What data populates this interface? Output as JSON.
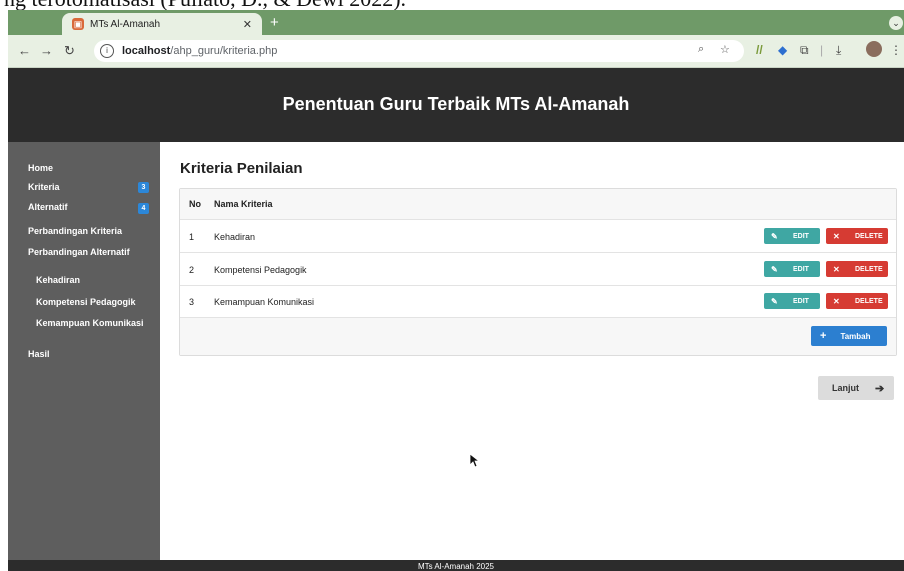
{
  "doc_text": "ng terotomatisasi (Puliato, D., & Dewi 2022).",
  "browser": {
    "tab_title": "MTs Al-Amanah",
    "url_host": "localhost",
    "url_path": "/ahp_guru/kriteria.php"
  },
  "site": {
    "title": "Penentuan Guru Terbaik MTs Al-Amanah",
    "footer": "MTs Al-Amanah 2025"
  },
  "sidebar": {
    "items": [
      {
        "label": "Home"
      },
      {
        "label": "Kriteria",
        "badge": "3"
      },
      {
        "label": "Alternatif",
        "badge": "4"
      },
      {
        "label": "Perbandingan Kriteria"
      },
      {
        "label": "Perbandingan Alternatif"
      },
      {
        "label": "Kehadiran"
      },
      {
        "label": "Kompetensi Pedagogik"
      },
      {
        "label": "Kemampuan Komunikasi"
      },
      {
        "label": "Hasil"
      }
    ]
  },
  "main": {
    "title": "Kriteria Penilaian",
    "columns": [
      "No",
      "Nama Kriteria"
    ],
    "rows": [
      {
        "no": "1",
        "name": "Kehadiran"
      },
      {
        "no": "2",
        "name": "Kompetensi Pedagogik"
      },
      {
        "no": "3",
        "name": "Kemampuan Komunikasi"
      }
    ],
    "edit_label": "EDIT",
    "delete_label": "DELETE",
    "add_label": "Tambah",
    "next_label": "Lanjut"
  },
  "colors": {
    "header_bg": "#2c2c2c",
    "sidebar_bg": "#5e5e5e",
    "edit_btn": "#3fa7a3",
    "delete_btn": "#d63b33",
    "add_btn": "#2c7fd0",
    "badge": "#2c87d8",
    "tabbar": "#6f9a68"
  },
  "icons": {
    "edit": "pencil-icon",
    "delete": "x-icon",
    "add": "plus-icon",
    "next": "arrow-right-icon"
  }
}
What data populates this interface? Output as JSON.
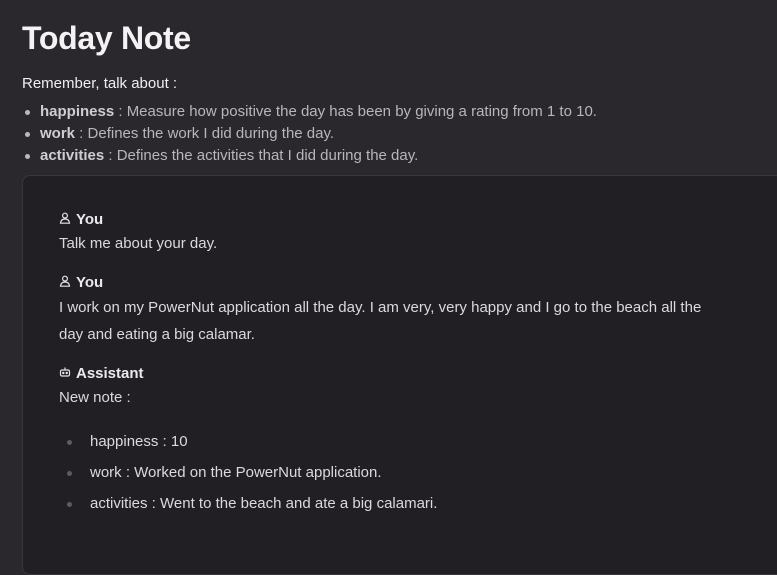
{
  "page": {
    "title": "Today Note",
    "remember_label": "Remember, talk about :"
  },
  "rules": [
    {
      "term": "happiness",
      "desc": " : Measure how positive the day has been by giving a rating from 1 to 10."
    },
    {
      "term": "work",
      "desc": " : Defines the work I did during the day."
    },
    {
      "term": "activities",
      "desc": " : Defines the activities that I did during the day."
    }
  ],
  "chat": {
    "messages": [
      {
        "role_icon": "user-icon",
        "role": "You",
        "text": "Talk me about your day."
      },
      {
        "role_icon": "user-icon",
        "role": "You",
        "text": "I work on my PowerNut application all the day. I am very, very happy and I go to the beach all the day and eating a big calamar."
      },
      {
        "role_icon": "robot-icon",
        "role": "Assistant",
        "text": "New note :"
      }
    ],
    "note_items": [
      "happiness : 10",
      "work : Worked on the PowerNut application.",
      "activities : Went to the beach and ate a big calamari."
    ]
  },
  "colors": {
    "background": "#2b282d",
    "panel": "#221f24",
    "text": "#e6e3e8",
    "muted": "#b9b5bc"
  }
}
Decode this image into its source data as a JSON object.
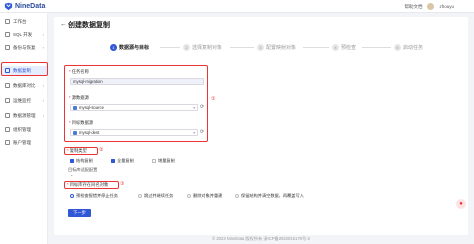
{
  "app": {
    "brand": "NineData"
  },
  "topbar": {
    "help": "帮助文档",
    "user": "zhouyu"
  },
  "sidebar": {
    "items": [
      {
        "label": "工作台",
        "icon": "home-icon",
        "chevron": ""
      },
      {
        "label": "SQL 开发",
        "icon": "code-icon",
        "chevron": "›"
      },
      {
        "label": "备份与恢复",
        "icon": "backup-icon",
        "chevron": "›"
      },
      {
        "label": "数据复制",
        "icon": "replication-icon",
        "chevron": ""
      },
      {
        "label": "数据库对比",
        "icon": "compare-icon",
        "chevron": "›"
      },
      {
        "label": "运维监控",
        "icon": "monitor-icon",
        "chevron": "›"
      },
      {
        "label": "数据源管理",
        "icon": "datasource-icon",
        "chevron": "›"
      },
      {
        "label": "组织管理",
        "icon": "org-icon",
        "chevron": ""
      },
      {
        "label": "账户管理",
        "icon": "account-icon",
        "chevron": ""
      }
    ]
  },
  "page": {
    "back": "←",
    "title": "创建数据复制"
  },
  "steps": [
    {
      "num": "1",
      "label": "数据源与目标"
    },
    {
      "num": "2",
      "label": "选择复制对象"
    },
    {
      "num": "3",
      "label": "配置映射对象"
    },
    {
      "num": "4",
      "label": "预检查"
    },
    {
      "num": "5",
      "label": "启动任务"
    }
  ],
  "form": {
    "req": "*",
    "task_name_label": "任务名称",
    "task_name_value": "mysql-migration",
    "source_label": "源数据源",
    "source_value": "mysql-source",
    "target_label": "目标数据源",
    "target_value": "mysql-dest",
    "caret": "▾",
    "refresh": "⟳",
    "marker1": "①",
    "copy_type_label": "复制类型",
    "marker2": "②",
    "copy_types": [
      {
        "label": "结构复制",
        "checked": true
      },
      {
        "label": "全量复制",
        "checked": true
      },
      {
        "label": "增量复制",
        "checked": false
      }
    ],
    "target_config": "目标库适配配置",
    "collapse": "⌃",
    "conflict_label": "目标库存在同名对象",
    "marker3": "③",
    "conflict_options": [
      {
        "label": "预检查报错并停止任务",
        "selected": true
      },
      {
        "label": "跳过并继续任务",
        "selected": false
      },
      {
        "label": "删除对象并重建",
        "selected": false
      },
      {
        "label": "保留结构并清空数据，再覆盖写入",
        "selected": false
      }
    ],
    "next_button": "下一步"
  },
  "footer": "© 2023 NineData 版权所有   浙ICP备2022015170号-2",
  "float_button": "●"
}
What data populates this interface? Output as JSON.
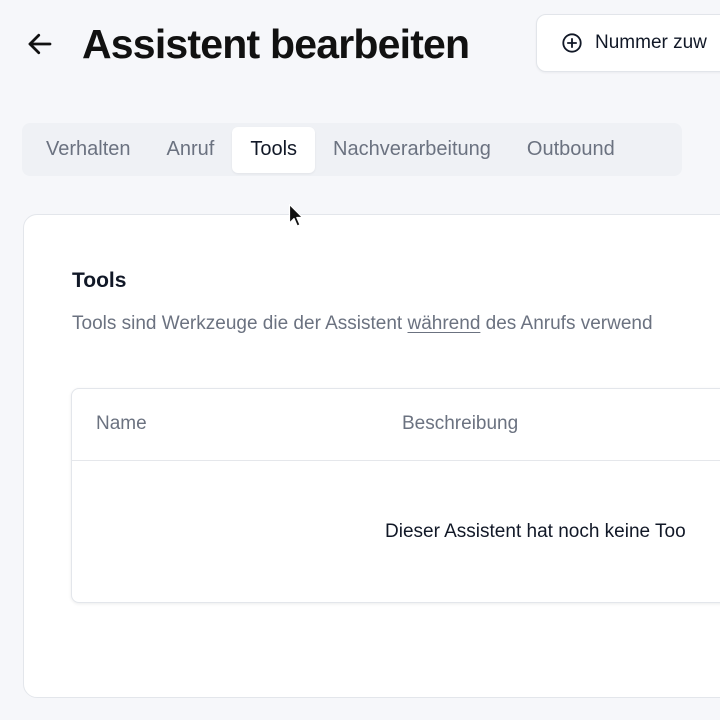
{
  "header": {
    "title": "Assistent bearbeiten",
    "assign_button_label": "Nummer zuw"
  },
  "tabs": [
    {
      "label": "Verhalten",
      "active": false
    },
    {
      "label": "Anruf",
      "active": false
    },
    {
      "label": "Tools",
      "active": true
    },
    {
      "label": "Nachverarbeitung",
      "active": false
    },
    {
      "label": "Outbound",
      "active": false
    }
  ],
  "tools_section": {
    "title": "Tools",
    "description_before": "Tools sind Werkzeuge die der Assistent ",
    "description_underlined": "während",
    "description_after": " des Anrufs verwend",
    "table": {
      "columns": [
        "Name",
        "Beschreibung"
      ],
      "empty_message": "Dieser Assistent hat noch keine Too"
    }
  },
  "icons": {
    "back": "arrow-left-icon",
    "assign": "plus-circle-icon",
    "cursor": "mouse-pointer-icon"
  }
}
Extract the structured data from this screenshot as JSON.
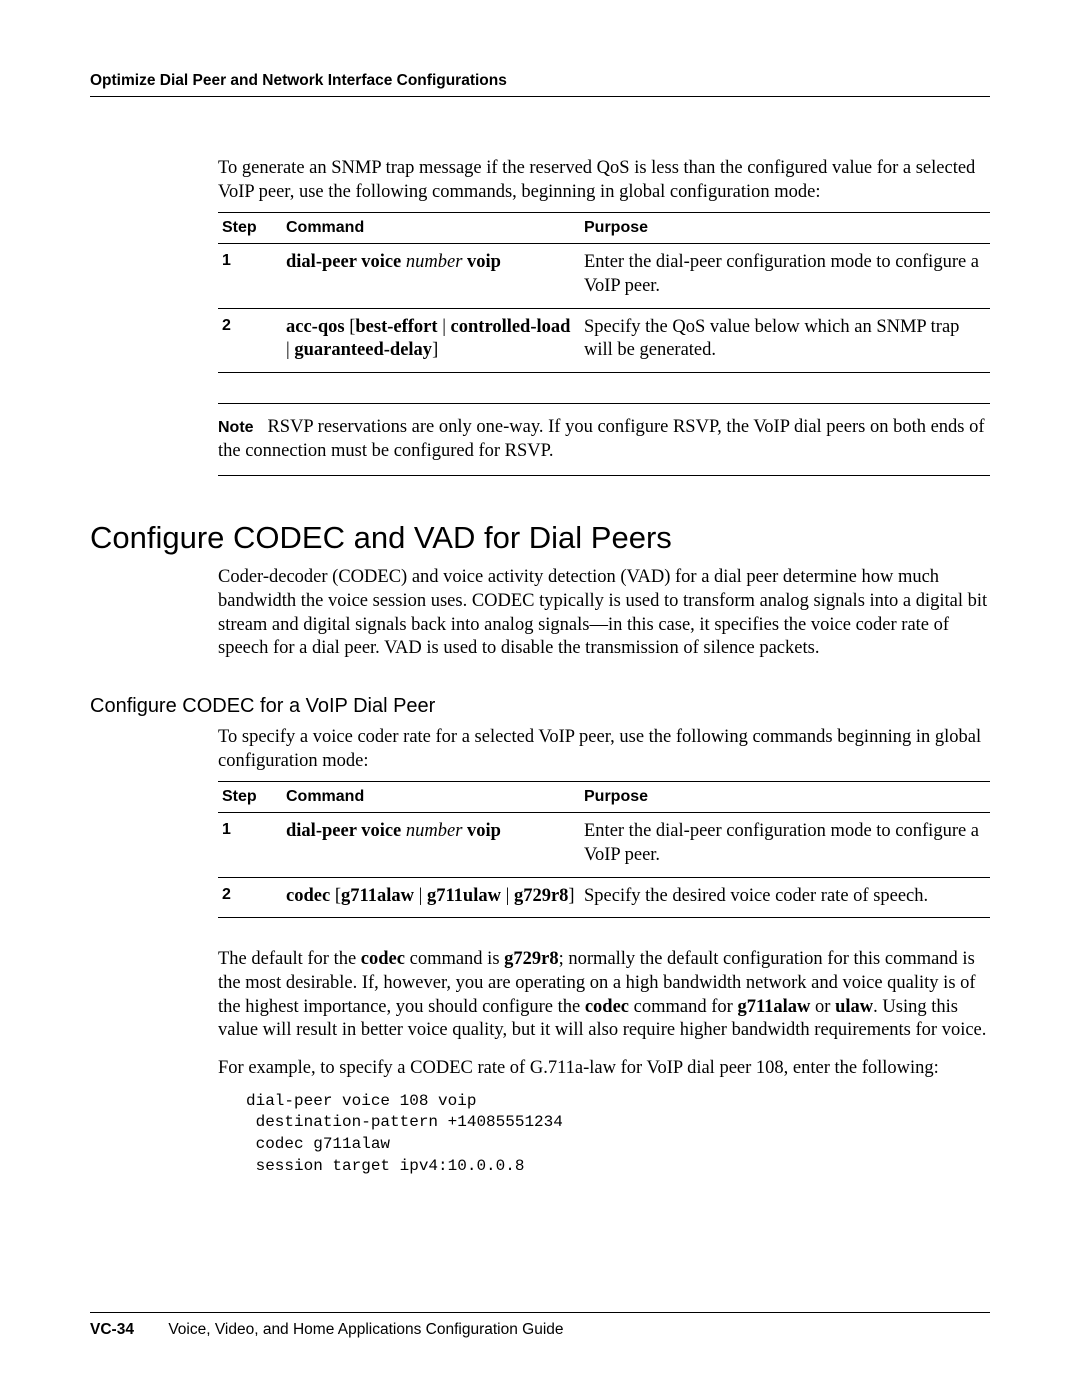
{
  "running_head": "Optimize Dial Peer and Network Interface Configurations",
  "intro_para": "To generate an SNMP trap message if the reserved QoS is less than the configured value for a selected VoIP peer, use the following commands, beginning in global configuration mode:",
  "tbl1": {
    "h_step": "Step",
    "h_cmd": "Command",
    "h_purpose": "Purpose",
    "r1": {
      "step": "1",
      "cmd_b1": "dial-peer voice",
      "cmd_it": "number",
      "cmd_b2": "voip",
      "purpose": "Enter the dial-peer configuration mode to configure a VoIP peer."
    },
    "r2": {
      "step": "2",
      "cmd_b1": "acc-qos",
      "cmd_plain": " [",
      "cmd_b2": "best-effort",
      "cmd_plain2": " | ",
      "cmd_b3": "controlled-load",
      "cmd_plain3": " | ",
      "cmd_b4": "guaranteed-delay",
      "cmd_plain4": "]",
      "purpose": "Specify the QoS value below which an SNMP trap will be generated."
    }
  },
  "note_label": "Note",
  "note_text": "RSVP reservations are only one-way. If you configure RSVP, the VoIP dial peers on both ends of the connection must be configured for RSVP.",
  "h1": "Configure CODEC and VAD for Dial Peers",
  "h1_para": "Coder-decoder (CODEC) and voice activity detection (VAD) for a dial peer determine how much bandwidth the voice session uses. CODEC typically is used to transform analog signals into a digital bit stream and digital signals back into analog signals—in this case, it specifies the voice coder rate of speech for a dial peer. VAD is used to disable the transmission of silence packets.",
  "h2": "Configure CODEC for a VoIP Dial Peer",
  "h2_para": "To specify a voice coder rate for a selected VoIP peer, use the following commands beginning in global configuration mode:",
  "tbl2": {
    "h_step": "Step",
    "h_cmd": "Command",
    "h_purpose": "Purpose",
    "r1": {
      "step": "1",
      "cmd_b1": "dial-peer voice",
      "cmd_it": "number",
      "cmd_b2": "voip",
      "purpose": "Enter the dial-peer configuration mode to configure a VoIP peer."
    },
    "r2": {
      "step": "2",
      "cmd_b1": "codec",
      "cmd_plain": " [",
      "cmd_b2": "g711alaw",
      "cmd_plain2": " | ",
      "cmd_b3": "g711ulaw",
      "cmd_plain3": " | ",
      "cmd_b4": "g729r8",
      "cmd_plain4": "]",
      "purpose": "Specify the desired voice coder rate of speech."
    }
  },
  "para_default": {
    "t1": "The default for the ",
    "b1": "codec",
    "t2": " command is ",
    "b2": "g729r8",
    "t3": "; normally the default configuration for this command is the most desirable. If, however, you are operating on a high bandwidth network and voice quality is of the highest importance, you should configure the ",
    "b3": "codec",
    "t4": " command for ",
    "b4": "g711alaw",
    "t5": " or ",
    "b5": "ulaw",
    "t6": ". Using this value will result in better voice quality, but it will also require higher bandwidth requirements for voice."
  },
  "para_example": "For example, to specify a CODEC rate of G.711a-law for VoIP dial peer 108, enter the following:",
  "code": "dial-peer voice 108 voip\n destination-pattern +14085551234\n codec g711alaw\n session target ipv4:10.0.0.8",
  "footer_page": "VC-34",
  "footer_title": "Voice, Video, and Home Applications Configuration Guide"
}
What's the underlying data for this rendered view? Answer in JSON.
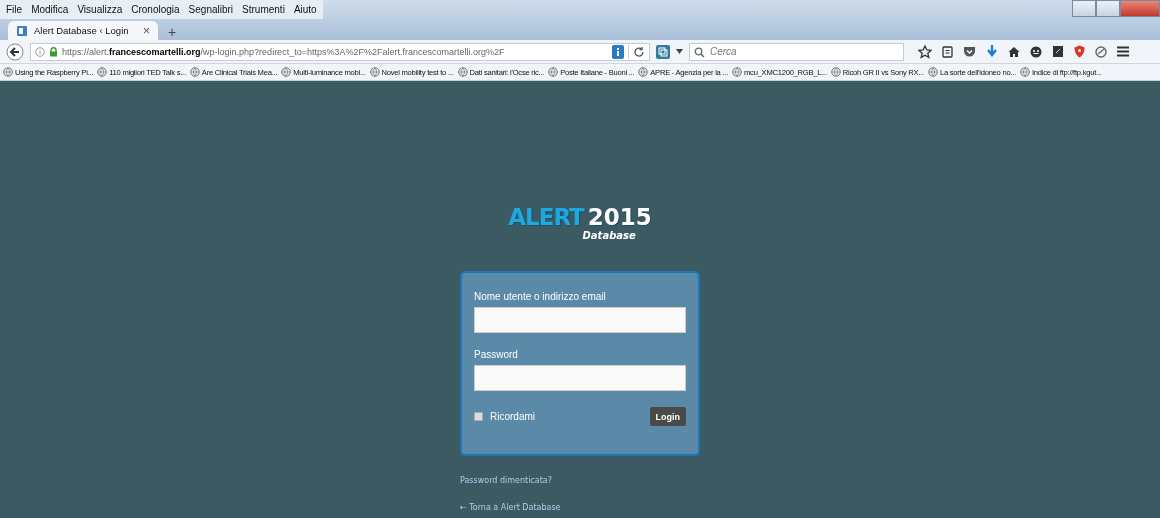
{
  "menu_bar": [
    "File",
    "Modifica",
    "Visualizza",
    "Cronologia",
    "Segnalibri",
    "Strumenti",
    "Aiuto"
  ],
  "tabs": [
    {
      "label": "Alert Database ‹ Login",
      "selected": true,
      "close": "×"
    }
  ],
  "new_tab": "+",
  "address_bar": {
    "url": "https://alert.**francescomartelli.org**/wp-login.php?redirect_to=https%3A%2F%2Falert.francescomartelli.org%2F"
  },
  "search": {
    "placeholder": "Cerca"
  },
  "bookmarks": [
    {
      "label": "Using the Raspberry Pi..."
    },
    {
      "label": "110 migliori TED Talk s..."
    },
    {
      "label": "Are Clinical Trials Mea..."
    },
    {
      "label": "Multi-luminance mobi..."
    },
    {
      "label": "Novel mobility test to ..."
    },
    {
      "label": "Dati sanitari: l'Ocse ric..."
    },
    {
      "label": "Poste Italiane - Buoni ..."
    },
    {
      "label": "APRE - Agenzia per la ..."
    },
    {
      "label": "mcu_XMC1200_RGB_L..."
    },
    {
      "label": "Ricoh GR II vs Sony RX..."
    },
    {
      "label": "La sorte dell'idoneo no..."
    },
    {
      "label": "Indice di ftp://ftp.kgut..."
    }
  ],
  "logo": {
    "word": "ALERT",
    "year": "2015",
    "subtitle": "Database"
  },
  "login_form": {
    "username_label": "Nome utente o indirizzo email",
    "password_label": "Password",
    "remember_label": "Ricordami",
    "remember_checked": false,
    "submit": "Login"
  },
  "links": [
    "Password dimenticata?",
    "← Torna a Alert Database"
  ]
}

▸ **OBJECTIVE**
Leaving the pictures out, set down exactly the lines from the one with "What's the underlying" through the end of the records.

▸ **FINISHED ANSWER**
What's the underlying data for this rendered view? Answer in JSON.
{
  "menu_bar": [
    "File",
    "Modifica",
    "Visualizza",
    "Cronologia",
    "Segnalibri",
    "Strumenti",
    "Aiuto"
  ],
  "tabs": [
    {
      "label": "Alert Database ‹ Login",
      "selected": true,
      "close": "×"
    }
  ],
  "new_tab": "+",
  "address_bar": {
    "url": "https://alert.**francescomartelli.org**/wp-login.php?redirect_to=https%3A%2F%2Falert.francescomartelli.org%2F"
  },
  "search": {
    "placeholder": "Cerca"
  },
  "bookmarks": [
    {
      "label": "Using the Raspberry Pi..."
    },
    {
      "label": "110 migliori TED Talk s..."
    },
    {
      "label": "Are Clinical Trials Mea..."
    },
    {
      "label": "Multi-luminance mobi..."
    },
    {
      "label": "Novel mobility test to ..."
    },
    {
      "label": "Dati sanitari: l'Ocse ric..."
    },
    {
      "label": "Poste Italiane - Buoni ..."
    },
    {
      "label": "APRE - Agenzia per la ..."
    },
    {
      "label": "mcu_XMC1200_RGB_L..."
    },
    {
      "label": "Ricoh GR II vs Sony RX..."
    },
    {
      "label": "La sorte dell'idoneo no..."
    },
    {
      "label": "Indice di ftp://ftp.kgut..."
    }
  ],
  "logo": {
    "word": "ALERT",
    "year": "2015",
    "subtitle": "Database"
  },
  "login_form": {
    "username_label": "Nome utente o indirizzo email",
    "password_label": "Password",
    "remember_label": "Ricordami",
    "remember_checked": false,
    "submit": "Login"
  },
  "links": [
    "Password dimenticata?",
    "← Torna a Alert Database"
  ]
}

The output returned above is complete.